Work instructions: From the entries below, tally how many lines contain "Brandon" and report only that figure.

■ ■ ■ ■

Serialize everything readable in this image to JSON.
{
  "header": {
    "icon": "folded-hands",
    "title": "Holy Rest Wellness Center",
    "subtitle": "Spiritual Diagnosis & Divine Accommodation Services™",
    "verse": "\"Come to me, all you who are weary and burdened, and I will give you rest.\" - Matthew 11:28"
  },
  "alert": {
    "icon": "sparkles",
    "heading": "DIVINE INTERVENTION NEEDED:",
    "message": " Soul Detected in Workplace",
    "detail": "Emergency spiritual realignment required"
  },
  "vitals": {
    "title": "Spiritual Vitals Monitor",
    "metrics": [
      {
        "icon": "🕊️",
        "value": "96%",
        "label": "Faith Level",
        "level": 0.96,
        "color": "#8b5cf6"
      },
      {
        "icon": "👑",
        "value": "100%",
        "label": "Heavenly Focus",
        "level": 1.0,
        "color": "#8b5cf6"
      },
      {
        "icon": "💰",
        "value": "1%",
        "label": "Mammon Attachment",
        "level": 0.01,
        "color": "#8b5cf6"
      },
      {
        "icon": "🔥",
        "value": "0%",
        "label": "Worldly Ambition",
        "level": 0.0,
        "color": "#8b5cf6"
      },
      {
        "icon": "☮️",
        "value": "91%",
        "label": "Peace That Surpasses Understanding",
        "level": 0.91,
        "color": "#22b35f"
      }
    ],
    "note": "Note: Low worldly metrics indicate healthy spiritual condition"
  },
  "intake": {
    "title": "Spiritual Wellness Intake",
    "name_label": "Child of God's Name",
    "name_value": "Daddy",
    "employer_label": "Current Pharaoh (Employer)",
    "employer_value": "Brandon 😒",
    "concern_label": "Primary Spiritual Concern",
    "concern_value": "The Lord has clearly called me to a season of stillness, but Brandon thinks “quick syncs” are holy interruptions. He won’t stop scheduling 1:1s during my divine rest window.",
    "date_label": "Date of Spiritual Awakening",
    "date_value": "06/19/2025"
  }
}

■ ■ ■ ■

Exercise answer: 2